### WHAT IS NEEDED
Find every line with the word "dessen". Copy those lines.

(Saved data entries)
☆ ☆ ☆ ☆ ☆ ☆ ☆

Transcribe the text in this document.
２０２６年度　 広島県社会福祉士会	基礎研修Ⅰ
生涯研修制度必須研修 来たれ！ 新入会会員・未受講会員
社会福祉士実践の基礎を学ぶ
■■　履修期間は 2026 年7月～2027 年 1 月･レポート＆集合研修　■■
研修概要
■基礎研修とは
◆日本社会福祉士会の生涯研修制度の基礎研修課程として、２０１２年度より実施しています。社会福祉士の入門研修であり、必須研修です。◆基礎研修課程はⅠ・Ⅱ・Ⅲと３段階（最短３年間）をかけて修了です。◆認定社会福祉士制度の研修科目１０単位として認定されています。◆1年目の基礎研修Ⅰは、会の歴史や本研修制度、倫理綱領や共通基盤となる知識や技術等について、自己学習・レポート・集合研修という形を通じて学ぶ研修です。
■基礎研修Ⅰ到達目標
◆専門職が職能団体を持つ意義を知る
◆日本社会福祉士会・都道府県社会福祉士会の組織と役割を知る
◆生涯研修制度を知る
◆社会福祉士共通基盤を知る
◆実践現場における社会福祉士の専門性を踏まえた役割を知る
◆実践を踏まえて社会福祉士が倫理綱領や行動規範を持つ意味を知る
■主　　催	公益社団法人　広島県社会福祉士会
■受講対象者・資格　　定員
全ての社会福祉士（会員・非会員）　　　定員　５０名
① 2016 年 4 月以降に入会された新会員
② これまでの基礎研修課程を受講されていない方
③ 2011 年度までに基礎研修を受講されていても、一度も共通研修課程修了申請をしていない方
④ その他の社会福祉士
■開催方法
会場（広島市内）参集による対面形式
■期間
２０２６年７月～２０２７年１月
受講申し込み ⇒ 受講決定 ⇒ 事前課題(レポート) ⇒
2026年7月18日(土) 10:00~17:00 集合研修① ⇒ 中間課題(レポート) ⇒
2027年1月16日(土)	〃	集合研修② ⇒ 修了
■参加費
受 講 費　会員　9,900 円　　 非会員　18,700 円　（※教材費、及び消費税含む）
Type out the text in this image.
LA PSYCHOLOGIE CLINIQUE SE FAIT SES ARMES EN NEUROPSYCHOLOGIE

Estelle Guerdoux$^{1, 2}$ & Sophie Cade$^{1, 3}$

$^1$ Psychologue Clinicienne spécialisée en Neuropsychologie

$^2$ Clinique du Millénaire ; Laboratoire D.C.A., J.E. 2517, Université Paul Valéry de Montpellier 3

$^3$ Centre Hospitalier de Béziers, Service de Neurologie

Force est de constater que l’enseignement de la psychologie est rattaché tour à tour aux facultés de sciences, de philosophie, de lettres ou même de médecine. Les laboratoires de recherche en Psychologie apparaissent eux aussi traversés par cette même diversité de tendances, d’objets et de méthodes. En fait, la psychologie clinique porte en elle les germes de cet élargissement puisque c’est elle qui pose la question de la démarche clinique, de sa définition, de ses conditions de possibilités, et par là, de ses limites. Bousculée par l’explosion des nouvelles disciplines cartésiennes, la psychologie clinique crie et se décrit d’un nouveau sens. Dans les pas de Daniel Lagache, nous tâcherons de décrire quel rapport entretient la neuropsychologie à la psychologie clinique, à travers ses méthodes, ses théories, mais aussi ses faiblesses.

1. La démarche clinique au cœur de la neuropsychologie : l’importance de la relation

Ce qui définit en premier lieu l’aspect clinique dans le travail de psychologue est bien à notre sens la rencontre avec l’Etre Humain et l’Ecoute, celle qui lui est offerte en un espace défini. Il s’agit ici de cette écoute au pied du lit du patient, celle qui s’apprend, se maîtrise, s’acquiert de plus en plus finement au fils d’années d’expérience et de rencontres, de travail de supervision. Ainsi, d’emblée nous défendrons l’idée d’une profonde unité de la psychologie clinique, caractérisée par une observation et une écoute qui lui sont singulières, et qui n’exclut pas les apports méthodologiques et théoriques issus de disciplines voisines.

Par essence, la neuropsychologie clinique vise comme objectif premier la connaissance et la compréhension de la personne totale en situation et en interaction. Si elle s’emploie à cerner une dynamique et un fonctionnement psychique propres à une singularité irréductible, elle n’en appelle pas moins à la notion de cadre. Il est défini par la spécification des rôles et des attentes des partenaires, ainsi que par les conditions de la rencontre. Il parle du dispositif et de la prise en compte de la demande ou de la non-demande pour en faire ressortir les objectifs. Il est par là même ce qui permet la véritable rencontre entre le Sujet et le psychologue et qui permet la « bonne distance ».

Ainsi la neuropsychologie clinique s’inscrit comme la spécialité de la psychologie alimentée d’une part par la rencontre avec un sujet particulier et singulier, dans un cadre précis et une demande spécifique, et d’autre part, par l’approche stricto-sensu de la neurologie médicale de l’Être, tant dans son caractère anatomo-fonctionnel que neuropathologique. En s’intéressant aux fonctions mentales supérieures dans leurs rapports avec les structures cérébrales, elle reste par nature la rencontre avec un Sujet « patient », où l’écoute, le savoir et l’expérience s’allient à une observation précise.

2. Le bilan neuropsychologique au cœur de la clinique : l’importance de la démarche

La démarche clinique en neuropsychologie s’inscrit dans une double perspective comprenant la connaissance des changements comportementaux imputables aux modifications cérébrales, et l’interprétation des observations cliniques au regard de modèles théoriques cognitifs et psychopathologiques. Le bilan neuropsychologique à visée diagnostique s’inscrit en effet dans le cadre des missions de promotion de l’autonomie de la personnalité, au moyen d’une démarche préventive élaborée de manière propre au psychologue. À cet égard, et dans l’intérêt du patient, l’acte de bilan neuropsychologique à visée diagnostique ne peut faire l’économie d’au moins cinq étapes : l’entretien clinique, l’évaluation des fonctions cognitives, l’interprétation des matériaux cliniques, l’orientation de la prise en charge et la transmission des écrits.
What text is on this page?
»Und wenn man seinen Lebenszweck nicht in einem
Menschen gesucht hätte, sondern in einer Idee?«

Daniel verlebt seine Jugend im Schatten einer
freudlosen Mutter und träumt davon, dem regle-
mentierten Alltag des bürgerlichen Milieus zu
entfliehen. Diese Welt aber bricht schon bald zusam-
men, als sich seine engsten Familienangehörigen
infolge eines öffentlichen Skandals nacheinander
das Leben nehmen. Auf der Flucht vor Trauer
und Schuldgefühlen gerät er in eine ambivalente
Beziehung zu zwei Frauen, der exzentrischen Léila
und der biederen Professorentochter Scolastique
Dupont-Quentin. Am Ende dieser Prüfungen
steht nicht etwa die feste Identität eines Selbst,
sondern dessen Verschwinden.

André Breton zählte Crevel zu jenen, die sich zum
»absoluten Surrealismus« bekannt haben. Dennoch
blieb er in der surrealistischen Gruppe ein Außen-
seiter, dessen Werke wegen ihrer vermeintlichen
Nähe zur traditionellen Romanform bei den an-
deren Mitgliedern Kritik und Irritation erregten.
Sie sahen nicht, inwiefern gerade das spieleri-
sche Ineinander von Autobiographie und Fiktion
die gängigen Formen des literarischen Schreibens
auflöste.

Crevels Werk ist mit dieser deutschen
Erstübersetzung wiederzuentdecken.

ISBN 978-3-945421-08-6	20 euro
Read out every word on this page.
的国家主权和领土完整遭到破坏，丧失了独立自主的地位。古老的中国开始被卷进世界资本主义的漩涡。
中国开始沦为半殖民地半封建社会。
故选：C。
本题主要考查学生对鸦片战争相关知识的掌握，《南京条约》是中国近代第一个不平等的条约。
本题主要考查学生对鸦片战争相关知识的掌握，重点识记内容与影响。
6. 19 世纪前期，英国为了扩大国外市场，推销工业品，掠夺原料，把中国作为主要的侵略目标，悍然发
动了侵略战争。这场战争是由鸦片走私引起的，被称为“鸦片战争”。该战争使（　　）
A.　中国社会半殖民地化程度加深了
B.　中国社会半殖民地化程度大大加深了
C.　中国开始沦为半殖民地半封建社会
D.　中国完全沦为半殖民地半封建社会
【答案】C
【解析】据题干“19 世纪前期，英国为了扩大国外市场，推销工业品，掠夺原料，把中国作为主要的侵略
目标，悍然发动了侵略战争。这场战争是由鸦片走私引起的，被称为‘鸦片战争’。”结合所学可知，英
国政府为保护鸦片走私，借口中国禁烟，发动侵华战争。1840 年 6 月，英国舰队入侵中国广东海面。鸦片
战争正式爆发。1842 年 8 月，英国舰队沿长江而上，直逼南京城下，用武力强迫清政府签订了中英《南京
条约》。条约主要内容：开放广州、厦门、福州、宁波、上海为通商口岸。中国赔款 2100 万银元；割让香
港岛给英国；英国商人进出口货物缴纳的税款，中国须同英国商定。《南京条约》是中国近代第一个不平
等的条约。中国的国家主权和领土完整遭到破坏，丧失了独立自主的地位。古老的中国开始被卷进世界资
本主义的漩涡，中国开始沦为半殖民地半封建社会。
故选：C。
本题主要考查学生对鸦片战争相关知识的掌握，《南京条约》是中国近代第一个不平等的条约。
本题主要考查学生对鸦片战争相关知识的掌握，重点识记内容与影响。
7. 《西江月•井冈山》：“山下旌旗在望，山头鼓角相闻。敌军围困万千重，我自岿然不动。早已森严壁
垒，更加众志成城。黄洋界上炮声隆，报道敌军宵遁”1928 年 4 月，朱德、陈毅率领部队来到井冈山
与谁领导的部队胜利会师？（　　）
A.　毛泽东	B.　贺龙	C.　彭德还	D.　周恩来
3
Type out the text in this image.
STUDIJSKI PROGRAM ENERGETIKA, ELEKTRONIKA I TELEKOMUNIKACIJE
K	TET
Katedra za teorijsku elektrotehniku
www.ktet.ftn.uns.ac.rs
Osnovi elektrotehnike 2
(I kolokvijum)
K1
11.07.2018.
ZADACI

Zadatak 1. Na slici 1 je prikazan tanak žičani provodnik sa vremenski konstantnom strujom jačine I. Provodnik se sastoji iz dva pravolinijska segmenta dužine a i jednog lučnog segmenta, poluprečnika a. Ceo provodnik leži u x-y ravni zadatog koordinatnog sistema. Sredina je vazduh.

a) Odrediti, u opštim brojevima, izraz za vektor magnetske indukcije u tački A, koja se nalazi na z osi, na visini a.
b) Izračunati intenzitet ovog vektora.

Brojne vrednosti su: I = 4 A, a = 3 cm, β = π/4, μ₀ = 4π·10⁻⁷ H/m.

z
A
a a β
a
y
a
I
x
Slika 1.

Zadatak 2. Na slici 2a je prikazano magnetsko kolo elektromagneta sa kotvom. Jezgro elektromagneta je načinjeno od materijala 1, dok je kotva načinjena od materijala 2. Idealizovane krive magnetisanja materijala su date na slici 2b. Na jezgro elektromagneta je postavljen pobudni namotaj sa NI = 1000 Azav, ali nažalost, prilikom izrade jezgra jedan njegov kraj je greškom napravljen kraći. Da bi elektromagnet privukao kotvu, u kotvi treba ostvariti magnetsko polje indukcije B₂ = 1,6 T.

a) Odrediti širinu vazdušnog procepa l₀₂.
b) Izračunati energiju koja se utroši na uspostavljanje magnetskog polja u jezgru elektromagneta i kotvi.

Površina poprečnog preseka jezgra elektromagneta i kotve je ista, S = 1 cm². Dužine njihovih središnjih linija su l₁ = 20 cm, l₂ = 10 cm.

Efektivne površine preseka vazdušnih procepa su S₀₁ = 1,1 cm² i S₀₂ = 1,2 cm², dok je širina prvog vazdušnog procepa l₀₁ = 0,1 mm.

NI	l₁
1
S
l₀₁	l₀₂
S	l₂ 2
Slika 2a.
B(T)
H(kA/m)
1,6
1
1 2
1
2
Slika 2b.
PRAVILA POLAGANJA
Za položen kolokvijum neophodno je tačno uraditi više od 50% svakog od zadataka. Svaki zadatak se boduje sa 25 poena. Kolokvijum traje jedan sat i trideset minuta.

☆ ☆ ☆ ☆ ☆ ☆ ☆

### THE RESPONSE
sondern dessen Verschwinden.
seiter, dessen Werke wegen ihrer vermeintlichen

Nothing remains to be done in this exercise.